──────── SUPPLIED DATA ────────

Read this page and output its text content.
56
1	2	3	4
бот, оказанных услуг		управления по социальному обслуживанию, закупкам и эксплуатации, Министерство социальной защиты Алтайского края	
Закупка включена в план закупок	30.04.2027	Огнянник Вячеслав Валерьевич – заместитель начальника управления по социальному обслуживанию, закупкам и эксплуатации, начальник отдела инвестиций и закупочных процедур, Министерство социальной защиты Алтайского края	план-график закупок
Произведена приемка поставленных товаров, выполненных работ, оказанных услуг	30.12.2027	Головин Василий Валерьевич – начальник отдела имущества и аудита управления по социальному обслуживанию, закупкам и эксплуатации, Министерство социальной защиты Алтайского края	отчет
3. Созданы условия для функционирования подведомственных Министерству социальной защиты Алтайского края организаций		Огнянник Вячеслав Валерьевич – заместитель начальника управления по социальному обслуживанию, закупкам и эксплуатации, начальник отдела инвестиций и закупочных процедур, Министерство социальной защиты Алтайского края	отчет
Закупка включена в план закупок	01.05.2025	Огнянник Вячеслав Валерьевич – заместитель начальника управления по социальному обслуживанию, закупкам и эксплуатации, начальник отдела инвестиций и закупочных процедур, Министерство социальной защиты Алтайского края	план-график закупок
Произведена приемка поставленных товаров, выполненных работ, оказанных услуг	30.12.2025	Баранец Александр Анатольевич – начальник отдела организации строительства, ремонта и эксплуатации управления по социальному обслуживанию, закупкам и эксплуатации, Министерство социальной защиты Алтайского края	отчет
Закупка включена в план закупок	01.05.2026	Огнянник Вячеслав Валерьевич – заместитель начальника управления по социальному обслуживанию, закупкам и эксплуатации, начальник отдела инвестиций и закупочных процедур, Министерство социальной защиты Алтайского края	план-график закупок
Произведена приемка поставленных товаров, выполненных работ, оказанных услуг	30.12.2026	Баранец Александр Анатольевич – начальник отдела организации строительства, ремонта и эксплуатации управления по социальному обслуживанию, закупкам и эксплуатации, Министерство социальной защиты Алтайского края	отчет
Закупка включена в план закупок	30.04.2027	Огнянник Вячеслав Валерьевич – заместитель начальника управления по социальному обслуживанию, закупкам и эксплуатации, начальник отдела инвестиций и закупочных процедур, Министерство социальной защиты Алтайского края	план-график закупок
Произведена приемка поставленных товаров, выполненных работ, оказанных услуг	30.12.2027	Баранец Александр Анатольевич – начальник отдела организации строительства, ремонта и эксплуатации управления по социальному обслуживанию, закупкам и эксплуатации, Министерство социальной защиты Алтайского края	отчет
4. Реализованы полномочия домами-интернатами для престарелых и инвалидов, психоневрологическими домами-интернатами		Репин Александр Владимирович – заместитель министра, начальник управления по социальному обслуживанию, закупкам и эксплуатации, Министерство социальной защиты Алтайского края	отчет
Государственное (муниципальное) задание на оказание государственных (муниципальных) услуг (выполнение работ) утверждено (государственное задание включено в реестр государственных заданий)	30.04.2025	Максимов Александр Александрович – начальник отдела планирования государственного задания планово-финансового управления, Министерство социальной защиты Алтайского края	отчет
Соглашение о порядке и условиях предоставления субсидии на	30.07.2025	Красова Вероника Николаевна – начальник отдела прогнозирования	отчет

────────

:: WHAT IS BEING ASKED ::
Print the entries exactly. Include every one.

:: THE ANSWER ::
Read this page and output its text content.
56
1	2	3	4
бот, оказанных услуг		управления по социальному обслуживанию, закупкам и эксплуатации, Министерство социальной защиты Алтайского края	
Закупка включена в план закупок	30.04.2027	Огнянник Вячеслав Валерьевич – заместитель начальника управления по социальному обслуживанию, закупкам и эксплуатации, начальник отдела инвестиций и закупочных процедур, Министерство социальной защиты Алтайского края	план-график закупок
Произведена приемка поставленных товаров, выполненных работ, оказанных услуг	30.12.2027	Головин Василий Валерьевич – начальник отдела имущества и аудита управления по социальному обслуживанию, закупкам и эксплуатации, Министерство социальной защиты Алтайского края	отчет
3. Созданы условия для функционирования подведомственных Министерству социальной защиты Алтайского края организаций		Огнянник Вячеслав Валерьевич – заместитель начальника управления по социальному обслуживанию, закупкам и эксплуатации, начальник отдела инвестиций и закупочных процедур, Министерство социальной защиты Алтайского края	отчет
Закупка включена в план закупок	01.05.2025	Огнянник Вячеслав Валерьевич – заместитель начальника управления по социальному обслуживанию, закупкам и эксплуатации, начальник отдела инвестиций и закупочных процедур, Министерство социальной защиты Алтайского края	план-график закупок
Произведена приемка поставленных товаров, выполненных работ, оказанных услуг	30.12.2025	Баранец Александр Анатольевич – начальник отдела организации строительства, ремонта и эксплуатации управления по социальному обслуживанию, закупкам и эксплуатации, Министерство социальной защиты Алтайского края	отчет
Закупка включена в план закупок	01.05.2026	Огнянник Вячеслав Валерьевич – заместитель начальника управления по социальному обслуживанию, закупкам и эксплуатации, начальник отдела инвестиций и закупочных процедур, Министерство социальной защиты Алтайского края	план-график закупок
Произведена приемка поставленных товаров, выполненных работ, оказанных услуг	30.12.2026	Баранец Александр Анатольевич – начальник отдела организации строительства, ремонта и эксплуатации управления по социальному обслуживанию, закупкам и эксплуатации, Министерство социальной защиты Алтайского края	отчет
Закупка включена в план закупок	30.04.2027	Огнянник Вячеслав Валерьевич – заместитель начальника управления по социальному обслуживанию, закупкам и эксплуатации, начальник отдела инвестиций и закупочных процедур, Министерство социальной защиты Алтайского края	план-график закупок
Произведена приемка поставленных товаров, выполненных работ, оказанных услуг	30.12.2027	Баранец Александр Анатольевич – начальник отдела организации строительства, ремонта и эксплуатации управления по социальному обслуживанию, закупкам и эксплуатации, Министерство социальной защиты Алтайского края	отчет
4. Реализованы полномочия домами-интернатами для престарелых и инвалидов, психоневрологическими домами-интернатами		Репин Александр Владимирович – заместитель министра, начальник управления по социальному обслуживанию, закупкам и эксплуатации, Министерство социальной защиты Алтайского края	отчет
Государственное (муниципальное) задание на оказание государственных (муниципальных) услуг (выполнение работ) утверждено (государственное задание включено в реестр государственных заданий)	30.04.2025	Максимов Александр Александрович – начальник отдела планирования государственного задания планово-финансового управления, Министерство социальной защиты Алтайского края	отчет
Соглашение о порядке и условиях предоставления субсидии на	30.07.2025	Красова Вероника Николаевна – начальник отдела прогнозирования	отчет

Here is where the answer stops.